» EXERCISE INSTRUCTIONS
Find how many lines in the data below include the word "Ouest", then write only that number.

[Dataset excerpt]
>> Begin

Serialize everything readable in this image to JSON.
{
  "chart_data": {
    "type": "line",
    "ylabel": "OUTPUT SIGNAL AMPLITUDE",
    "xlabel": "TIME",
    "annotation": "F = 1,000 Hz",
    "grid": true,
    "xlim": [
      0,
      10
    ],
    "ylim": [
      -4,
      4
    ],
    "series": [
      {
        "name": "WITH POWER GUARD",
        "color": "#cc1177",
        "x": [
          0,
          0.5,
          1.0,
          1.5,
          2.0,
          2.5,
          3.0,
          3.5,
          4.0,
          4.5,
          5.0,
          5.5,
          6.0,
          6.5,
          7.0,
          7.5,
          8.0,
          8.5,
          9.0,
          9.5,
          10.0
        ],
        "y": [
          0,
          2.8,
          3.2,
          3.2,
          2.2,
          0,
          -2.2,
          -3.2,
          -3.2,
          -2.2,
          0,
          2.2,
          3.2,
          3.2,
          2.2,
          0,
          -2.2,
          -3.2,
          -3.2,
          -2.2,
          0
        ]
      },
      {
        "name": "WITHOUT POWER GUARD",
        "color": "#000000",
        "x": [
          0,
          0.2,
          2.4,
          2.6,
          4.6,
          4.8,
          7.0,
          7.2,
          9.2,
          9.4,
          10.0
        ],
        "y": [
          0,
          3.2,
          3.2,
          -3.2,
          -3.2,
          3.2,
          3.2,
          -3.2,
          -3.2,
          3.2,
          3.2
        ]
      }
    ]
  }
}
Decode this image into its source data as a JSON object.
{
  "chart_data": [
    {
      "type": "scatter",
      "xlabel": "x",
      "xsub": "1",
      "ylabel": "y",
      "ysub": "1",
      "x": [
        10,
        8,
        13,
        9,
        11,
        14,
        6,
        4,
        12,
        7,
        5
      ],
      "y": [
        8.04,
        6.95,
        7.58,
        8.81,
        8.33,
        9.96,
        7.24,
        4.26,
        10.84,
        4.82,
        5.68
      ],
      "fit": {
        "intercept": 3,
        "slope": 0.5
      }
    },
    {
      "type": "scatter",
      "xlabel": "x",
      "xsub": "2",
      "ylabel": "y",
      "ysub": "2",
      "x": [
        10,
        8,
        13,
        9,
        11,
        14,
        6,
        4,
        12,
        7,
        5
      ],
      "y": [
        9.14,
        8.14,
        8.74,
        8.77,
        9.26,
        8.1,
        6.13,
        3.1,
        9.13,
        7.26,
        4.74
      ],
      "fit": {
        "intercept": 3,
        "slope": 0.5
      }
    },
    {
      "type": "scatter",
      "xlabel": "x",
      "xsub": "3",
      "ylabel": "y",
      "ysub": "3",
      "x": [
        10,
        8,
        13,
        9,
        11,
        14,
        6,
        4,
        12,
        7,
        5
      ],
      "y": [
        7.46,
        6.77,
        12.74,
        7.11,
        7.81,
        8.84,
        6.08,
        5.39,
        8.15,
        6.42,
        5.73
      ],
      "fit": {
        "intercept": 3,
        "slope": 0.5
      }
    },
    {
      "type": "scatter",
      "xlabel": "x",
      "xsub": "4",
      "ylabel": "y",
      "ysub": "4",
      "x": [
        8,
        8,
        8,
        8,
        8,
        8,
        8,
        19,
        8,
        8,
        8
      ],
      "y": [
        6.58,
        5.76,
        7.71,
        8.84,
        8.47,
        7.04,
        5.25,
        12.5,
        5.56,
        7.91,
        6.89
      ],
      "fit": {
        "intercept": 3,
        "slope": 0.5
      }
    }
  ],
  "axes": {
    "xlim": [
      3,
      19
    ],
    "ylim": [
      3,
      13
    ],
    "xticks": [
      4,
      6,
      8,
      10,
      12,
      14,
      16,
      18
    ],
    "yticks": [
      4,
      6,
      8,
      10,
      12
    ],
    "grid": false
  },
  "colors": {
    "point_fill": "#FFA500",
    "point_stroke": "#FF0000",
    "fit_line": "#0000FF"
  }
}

>> End
>> Begin

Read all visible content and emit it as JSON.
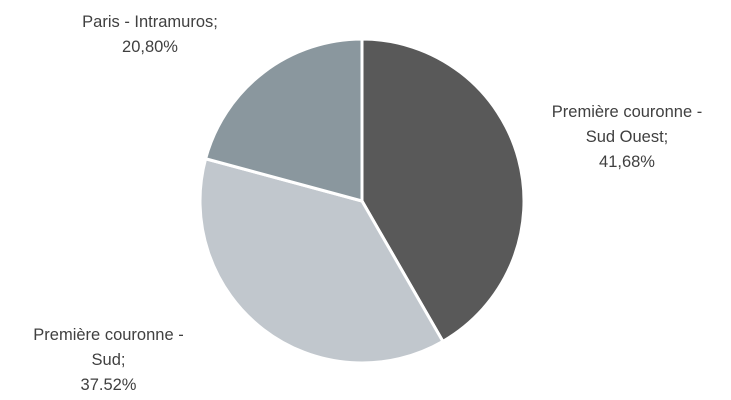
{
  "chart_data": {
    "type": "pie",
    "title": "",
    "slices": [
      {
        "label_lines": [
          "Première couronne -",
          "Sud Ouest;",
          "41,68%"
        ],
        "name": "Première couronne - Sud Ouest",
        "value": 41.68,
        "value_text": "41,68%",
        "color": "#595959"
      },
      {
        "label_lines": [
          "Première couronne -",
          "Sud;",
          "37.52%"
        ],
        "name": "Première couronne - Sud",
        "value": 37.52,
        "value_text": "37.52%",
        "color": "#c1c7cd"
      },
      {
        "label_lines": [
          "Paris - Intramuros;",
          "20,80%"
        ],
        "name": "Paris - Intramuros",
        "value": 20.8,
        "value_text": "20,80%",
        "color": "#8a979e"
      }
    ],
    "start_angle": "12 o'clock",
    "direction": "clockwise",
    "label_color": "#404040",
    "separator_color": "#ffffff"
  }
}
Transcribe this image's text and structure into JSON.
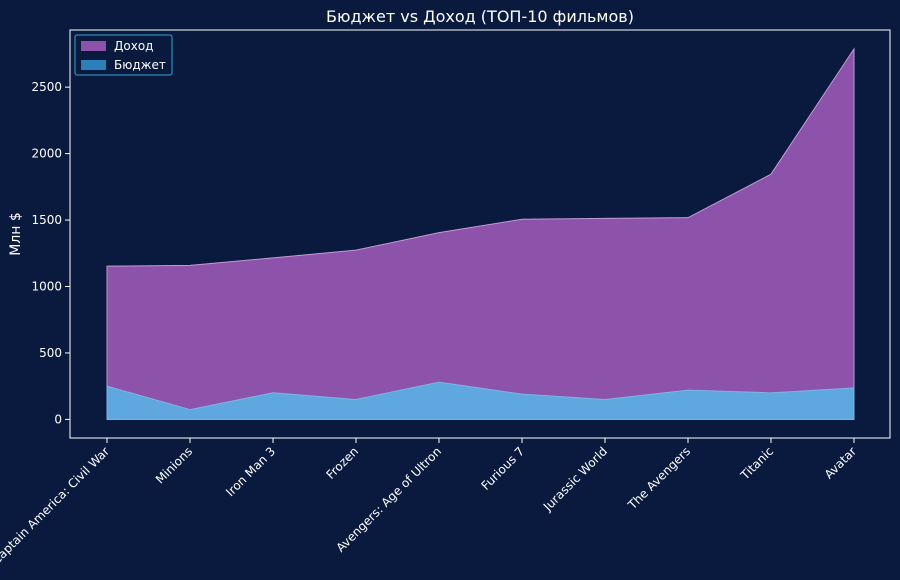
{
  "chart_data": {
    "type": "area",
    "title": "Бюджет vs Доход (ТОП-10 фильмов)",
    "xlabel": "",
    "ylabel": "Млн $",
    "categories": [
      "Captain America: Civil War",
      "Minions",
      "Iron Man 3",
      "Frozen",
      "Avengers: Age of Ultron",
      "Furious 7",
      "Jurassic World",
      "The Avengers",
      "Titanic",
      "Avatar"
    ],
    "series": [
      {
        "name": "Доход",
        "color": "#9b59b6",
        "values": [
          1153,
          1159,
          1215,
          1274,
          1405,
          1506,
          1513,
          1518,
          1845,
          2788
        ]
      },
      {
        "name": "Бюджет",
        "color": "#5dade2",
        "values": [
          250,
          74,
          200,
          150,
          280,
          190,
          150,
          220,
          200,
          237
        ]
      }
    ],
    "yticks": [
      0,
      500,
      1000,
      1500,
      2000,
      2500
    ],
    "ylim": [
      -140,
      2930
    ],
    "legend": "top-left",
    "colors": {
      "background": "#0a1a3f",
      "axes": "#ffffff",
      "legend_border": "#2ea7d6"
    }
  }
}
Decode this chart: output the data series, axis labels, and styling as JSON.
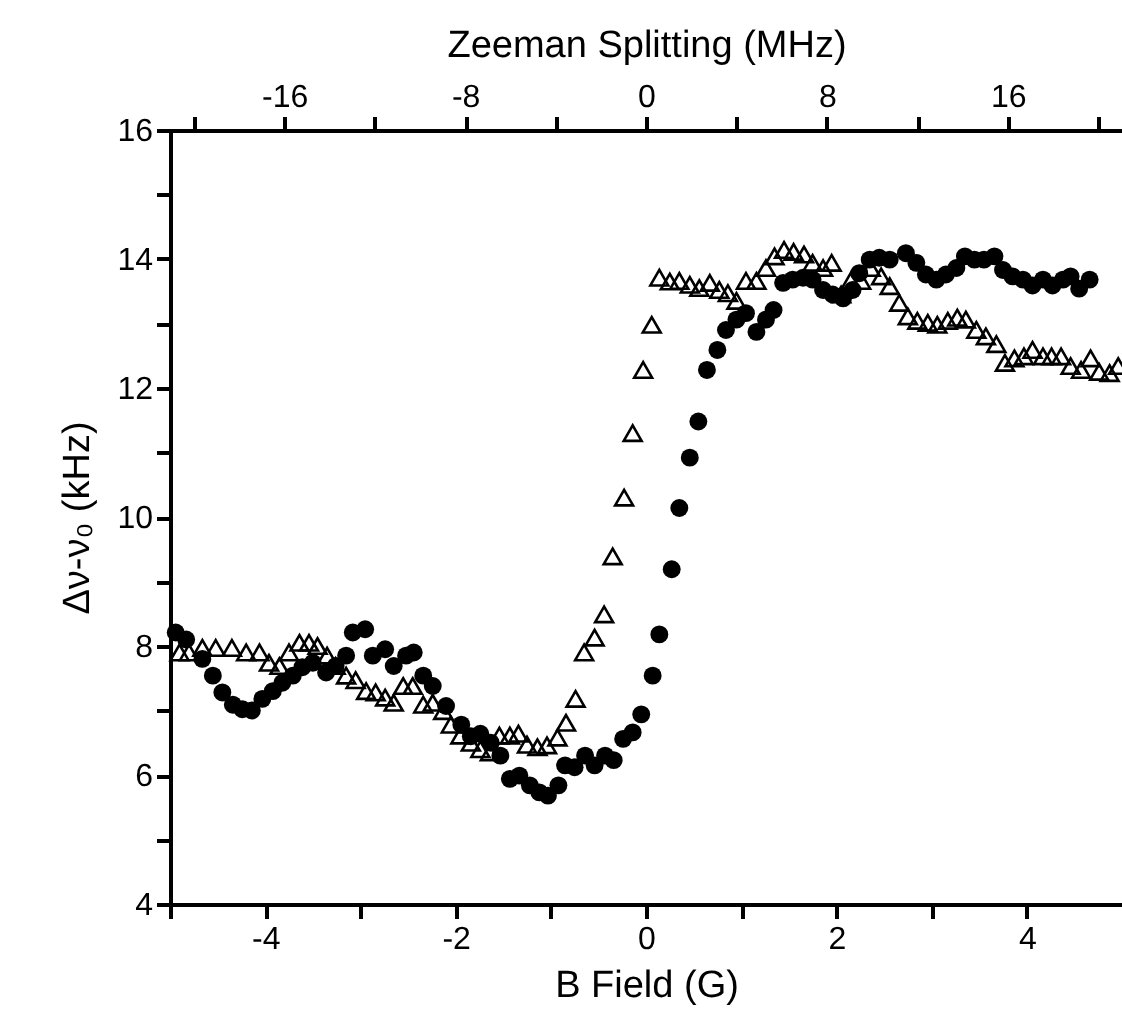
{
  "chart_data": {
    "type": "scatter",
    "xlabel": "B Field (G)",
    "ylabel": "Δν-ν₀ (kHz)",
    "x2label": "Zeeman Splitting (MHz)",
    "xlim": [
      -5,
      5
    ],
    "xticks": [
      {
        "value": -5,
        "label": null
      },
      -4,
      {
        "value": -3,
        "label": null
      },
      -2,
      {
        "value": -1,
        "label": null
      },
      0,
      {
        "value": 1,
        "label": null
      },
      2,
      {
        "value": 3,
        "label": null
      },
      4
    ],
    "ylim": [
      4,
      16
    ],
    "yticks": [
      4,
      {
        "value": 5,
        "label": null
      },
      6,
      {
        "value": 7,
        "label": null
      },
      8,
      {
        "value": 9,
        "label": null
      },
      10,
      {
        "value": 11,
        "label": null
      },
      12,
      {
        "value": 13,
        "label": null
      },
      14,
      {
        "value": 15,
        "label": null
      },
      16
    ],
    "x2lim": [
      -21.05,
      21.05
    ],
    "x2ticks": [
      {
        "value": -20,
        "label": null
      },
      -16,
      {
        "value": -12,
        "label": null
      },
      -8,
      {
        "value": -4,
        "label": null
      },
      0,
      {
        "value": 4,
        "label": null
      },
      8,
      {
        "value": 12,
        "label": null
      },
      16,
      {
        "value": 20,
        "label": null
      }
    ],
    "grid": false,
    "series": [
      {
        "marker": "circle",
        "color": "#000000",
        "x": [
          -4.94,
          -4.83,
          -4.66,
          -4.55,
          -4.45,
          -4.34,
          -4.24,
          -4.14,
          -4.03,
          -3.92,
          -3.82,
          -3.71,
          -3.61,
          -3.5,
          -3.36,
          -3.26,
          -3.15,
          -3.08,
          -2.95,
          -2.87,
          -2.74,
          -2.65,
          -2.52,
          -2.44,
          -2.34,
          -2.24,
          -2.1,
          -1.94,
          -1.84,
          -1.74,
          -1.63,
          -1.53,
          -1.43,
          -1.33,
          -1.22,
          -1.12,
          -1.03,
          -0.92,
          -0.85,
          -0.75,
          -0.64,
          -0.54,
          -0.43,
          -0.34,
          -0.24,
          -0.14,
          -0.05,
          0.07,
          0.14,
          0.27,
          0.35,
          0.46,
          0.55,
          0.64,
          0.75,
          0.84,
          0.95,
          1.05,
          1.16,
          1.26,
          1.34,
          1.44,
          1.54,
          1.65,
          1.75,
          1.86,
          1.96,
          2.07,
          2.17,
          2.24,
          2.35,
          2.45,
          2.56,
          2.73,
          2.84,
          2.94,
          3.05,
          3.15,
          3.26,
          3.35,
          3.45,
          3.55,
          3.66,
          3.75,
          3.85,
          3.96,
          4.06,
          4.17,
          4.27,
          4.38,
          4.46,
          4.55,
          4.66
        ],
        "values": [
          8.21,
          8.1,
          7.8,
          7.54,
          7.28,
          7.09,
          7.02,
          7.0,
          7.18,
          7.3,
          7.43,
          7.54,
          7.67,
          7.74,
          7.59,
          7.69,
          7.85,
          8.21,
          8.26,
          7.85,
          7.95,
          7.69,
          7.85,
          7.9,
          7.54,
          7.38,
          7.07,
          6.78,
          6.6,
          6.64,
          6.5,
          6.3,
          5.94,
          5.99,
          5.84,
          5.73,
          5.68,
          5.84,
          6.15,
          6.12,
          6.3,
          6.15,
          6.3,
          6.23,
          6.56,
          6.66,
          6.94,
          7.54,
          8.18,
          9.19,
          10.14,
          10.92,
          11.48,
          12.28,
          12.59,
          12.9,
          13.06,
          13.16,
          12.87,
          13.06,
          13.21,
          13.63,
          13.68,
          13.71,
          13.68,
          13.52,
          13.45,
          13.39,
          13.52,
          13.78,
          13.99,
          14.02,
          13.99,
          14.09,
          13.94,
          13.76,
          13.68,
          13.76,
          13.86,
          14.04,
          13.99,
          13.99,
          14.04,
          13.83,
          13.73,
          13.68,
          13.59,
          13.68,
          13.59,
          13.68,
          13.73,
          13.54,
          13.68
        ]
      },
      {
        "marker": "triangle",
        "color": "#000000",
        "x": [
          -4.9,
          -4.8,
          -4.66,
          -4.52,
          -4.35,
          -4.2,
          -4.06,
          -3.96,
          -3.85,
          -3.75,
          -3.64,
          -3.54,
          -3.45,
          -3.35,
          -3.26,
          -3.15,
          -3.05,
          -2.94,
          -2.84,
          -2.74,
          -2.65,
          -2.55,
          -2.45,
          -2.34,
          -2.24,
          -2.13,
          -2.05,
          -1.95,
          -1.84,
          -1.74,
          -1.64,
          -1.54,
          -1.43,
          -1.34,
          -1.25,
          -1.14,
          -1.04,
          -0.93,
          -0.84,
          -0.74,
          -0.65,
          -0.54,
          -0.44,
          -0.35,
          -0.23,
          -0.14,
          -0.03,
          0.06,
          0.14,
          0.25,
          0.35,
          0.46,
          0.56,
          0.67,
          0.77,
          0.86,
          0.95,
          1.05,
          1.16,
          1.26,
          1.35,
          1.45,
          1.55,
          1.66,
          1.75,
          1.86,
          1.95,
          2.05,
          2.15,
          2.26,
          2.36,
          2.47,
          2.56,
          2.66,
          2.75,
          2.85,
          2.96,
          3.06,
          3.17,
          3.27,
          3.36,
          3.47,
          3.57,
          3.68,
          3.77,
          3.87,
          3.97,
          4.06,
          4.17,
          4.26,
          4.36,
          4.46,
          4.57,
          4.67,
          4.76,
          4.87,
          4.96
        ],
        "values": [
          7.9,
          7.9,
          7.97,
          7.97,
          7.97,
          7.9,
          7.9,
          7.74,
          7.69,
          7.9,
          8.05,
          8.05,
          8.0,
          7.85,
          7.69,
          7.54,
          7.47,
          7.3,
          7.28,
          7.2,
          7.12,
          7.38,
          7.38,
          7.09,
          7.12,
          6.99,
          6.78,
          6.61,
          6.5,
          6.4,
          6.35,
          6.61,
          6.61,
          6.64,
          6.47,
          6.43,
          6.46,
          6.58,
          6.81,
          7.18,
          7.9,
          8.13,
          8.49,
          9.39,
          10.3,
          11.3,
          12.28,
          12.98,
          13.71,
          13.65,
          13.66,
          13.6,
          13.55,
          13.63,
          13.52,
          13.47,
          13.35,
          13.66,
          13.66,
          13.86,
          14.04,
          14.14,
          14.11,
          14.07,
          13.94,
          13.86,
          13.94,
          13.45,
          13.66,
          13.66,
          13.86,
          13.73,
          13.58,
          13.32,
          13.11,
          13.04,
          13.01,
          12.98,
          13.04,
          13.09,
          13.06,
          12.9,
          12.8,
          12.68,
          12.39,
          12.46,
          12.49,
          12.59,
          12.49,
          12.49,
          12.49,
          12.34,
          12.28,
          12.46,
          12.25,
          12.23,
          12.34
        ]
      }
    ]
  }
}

>> End
>> Begin

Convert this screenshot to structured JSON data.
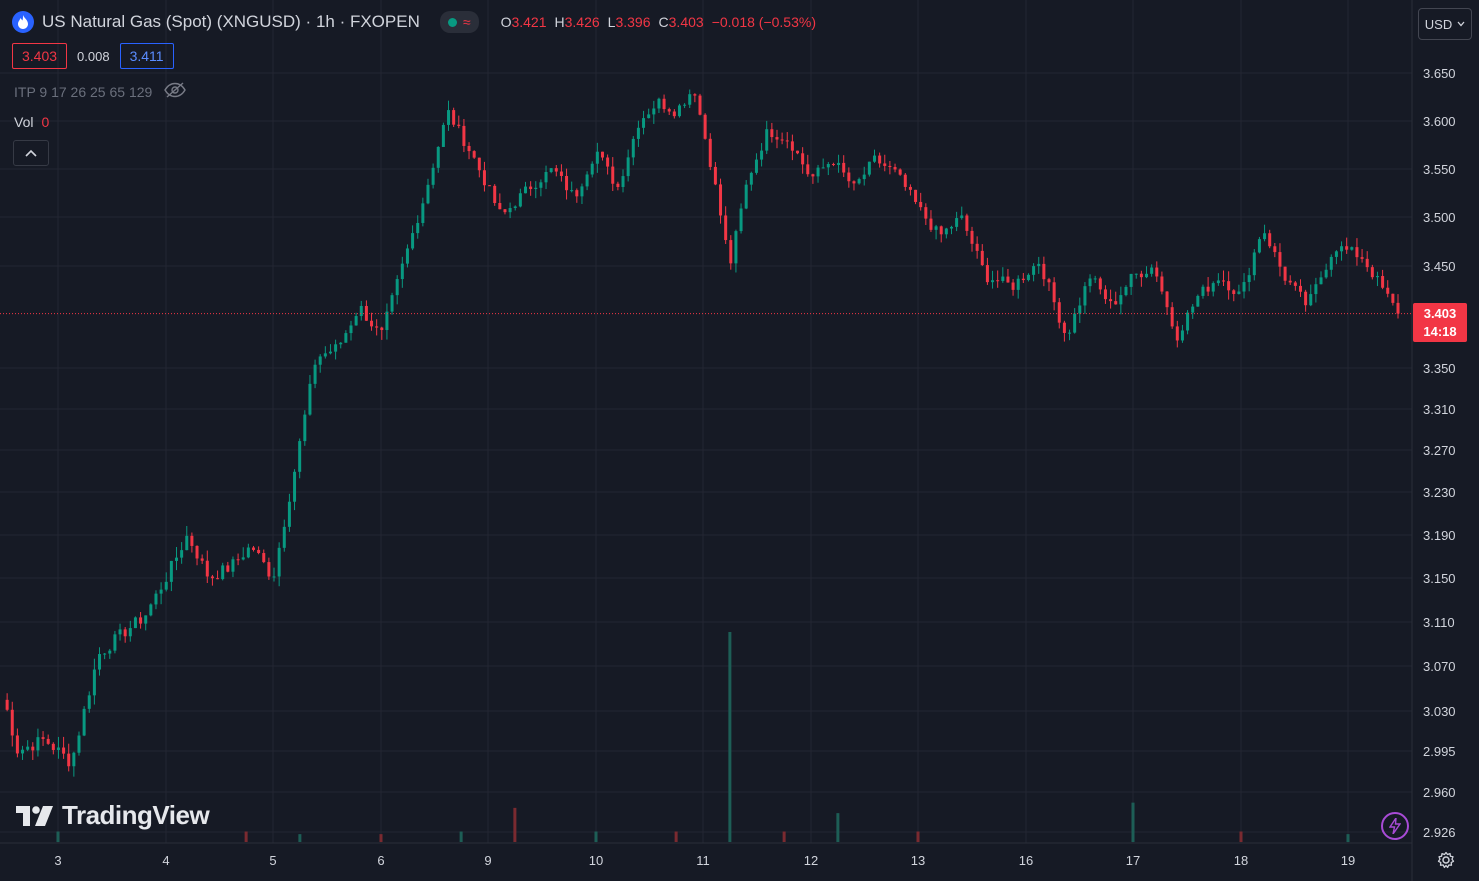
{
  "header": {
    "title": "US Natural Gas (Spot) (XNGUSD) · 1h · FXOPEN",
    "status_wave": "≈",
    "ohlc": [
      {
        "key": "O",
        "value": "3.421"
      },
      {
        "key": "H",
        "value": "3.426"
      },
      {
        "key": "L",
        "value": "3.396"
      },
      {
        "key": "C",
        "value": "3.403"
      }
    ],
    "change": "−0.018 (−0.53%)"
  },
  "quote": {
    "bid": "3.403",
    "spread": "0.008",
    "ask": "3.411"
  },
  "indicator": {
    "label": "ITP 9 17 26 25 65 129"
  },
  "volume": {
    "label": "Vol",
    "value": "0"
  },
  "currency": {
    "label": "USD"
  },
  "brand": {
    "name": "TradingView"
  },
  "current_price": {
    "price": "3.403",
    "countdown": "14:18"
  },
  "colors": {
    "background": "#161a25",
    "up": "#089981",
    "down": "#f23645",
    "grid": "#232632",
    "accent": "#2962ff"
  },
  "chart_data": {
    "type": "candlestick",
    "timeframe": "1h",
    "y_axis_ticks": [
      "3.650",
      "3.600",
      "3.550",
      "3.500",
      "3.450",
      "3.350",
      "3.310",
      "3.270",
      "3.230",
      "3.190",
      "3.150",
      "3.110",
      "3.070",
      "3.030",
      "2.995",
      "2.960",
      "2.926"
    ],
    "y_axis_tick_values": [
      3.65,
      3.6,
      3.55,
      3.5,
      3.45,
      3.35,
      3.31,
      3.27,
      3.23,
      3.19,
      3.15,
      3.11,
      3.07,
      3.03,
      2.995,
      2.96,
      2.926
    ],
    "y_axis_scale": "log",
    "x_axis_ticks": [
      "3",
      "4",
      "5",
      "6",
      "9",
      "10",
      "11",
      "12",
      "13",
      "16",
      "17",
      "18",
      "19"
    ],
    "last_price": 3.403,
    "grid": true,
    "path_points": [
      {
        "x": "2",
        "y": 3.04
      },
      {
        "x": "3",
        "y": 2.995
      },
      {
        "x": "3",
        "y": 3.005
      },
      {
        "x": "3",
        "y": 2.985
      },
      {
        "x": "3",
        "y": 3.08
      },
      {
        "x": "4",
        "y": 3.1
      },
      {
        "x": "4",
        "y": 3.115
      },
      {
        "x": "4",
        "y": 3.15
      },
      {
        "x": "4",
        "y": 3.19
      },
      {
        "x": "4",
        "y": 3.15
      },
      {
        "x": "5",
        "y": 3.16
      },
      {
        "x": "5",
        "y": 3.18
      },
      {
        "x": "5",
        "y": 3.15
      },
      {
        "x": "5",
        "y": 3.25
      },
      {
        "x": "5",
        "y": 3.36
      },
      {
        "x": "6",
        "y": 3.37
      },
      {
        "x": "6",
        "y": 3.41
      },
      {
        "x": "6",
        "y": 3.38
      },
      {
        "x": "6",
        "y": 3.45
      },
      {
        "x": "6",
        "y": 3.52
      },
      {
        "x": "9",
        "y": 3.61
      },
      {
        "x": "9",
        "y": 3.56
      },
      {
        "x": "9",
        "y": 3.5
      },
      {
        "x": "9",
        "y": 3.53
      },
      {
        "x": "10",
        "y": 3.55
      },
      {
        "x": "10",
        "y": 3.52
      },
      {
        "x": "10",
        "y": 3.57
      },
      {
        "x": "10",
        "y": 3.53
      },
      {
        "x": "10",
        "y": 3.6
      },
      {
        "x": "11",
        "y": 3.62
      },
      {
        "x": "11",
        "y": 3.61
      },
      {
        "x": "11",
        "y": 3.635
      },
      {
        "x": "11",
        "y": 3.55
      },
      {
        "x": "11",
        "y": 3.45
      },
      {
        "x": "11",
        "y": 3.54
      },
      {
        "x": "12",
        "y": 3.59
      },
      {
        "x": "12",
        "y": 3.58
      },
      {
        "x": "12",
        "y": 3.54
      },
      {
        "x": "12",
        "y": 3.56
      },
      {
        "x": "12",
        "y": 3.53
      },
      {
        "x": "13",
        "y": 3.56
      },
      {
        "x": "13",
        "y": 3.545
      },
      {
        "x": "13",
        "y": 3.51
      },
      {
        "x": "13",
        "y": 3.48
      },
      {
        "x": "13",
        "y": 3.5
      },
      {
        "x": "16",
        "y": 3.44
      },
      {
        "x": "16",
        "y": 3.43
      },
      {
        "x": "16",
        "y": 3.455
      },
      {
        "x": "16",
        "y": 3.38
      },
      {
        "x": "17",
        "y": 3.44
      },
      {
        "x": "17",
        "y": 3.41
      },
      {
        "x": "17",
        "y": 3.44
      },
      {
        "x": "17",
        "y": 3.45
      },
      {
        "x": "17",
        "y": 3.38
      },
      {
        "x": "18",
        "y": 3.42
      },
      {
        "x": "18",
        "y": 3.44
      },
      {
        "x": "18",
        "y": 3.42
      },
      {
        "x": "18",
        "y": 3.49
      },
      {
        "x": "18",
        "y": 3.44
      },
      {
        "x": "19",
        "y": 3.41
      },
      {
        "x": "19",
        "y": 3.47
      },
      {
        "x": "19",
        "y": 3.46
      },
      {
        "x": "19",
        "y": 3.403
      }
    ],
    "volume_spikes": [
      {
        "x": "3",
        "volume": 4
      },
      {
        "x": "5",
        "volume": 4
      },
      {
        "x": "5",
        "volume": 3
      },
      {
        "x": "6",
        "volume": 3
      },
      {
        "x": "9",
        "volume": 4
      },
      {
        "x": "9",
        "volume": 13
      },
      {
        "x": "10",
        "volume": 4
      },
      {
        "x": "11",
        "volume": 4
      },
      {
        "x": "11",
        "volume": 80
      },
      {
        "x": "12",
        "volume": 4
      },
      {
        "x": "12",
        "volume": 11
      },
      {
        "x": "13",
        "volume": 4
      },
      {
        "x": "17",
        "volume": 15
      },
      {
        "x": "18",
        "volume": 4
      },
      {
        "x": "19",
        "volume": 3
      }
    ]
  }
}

>> End

» RIGHT ANSWER
2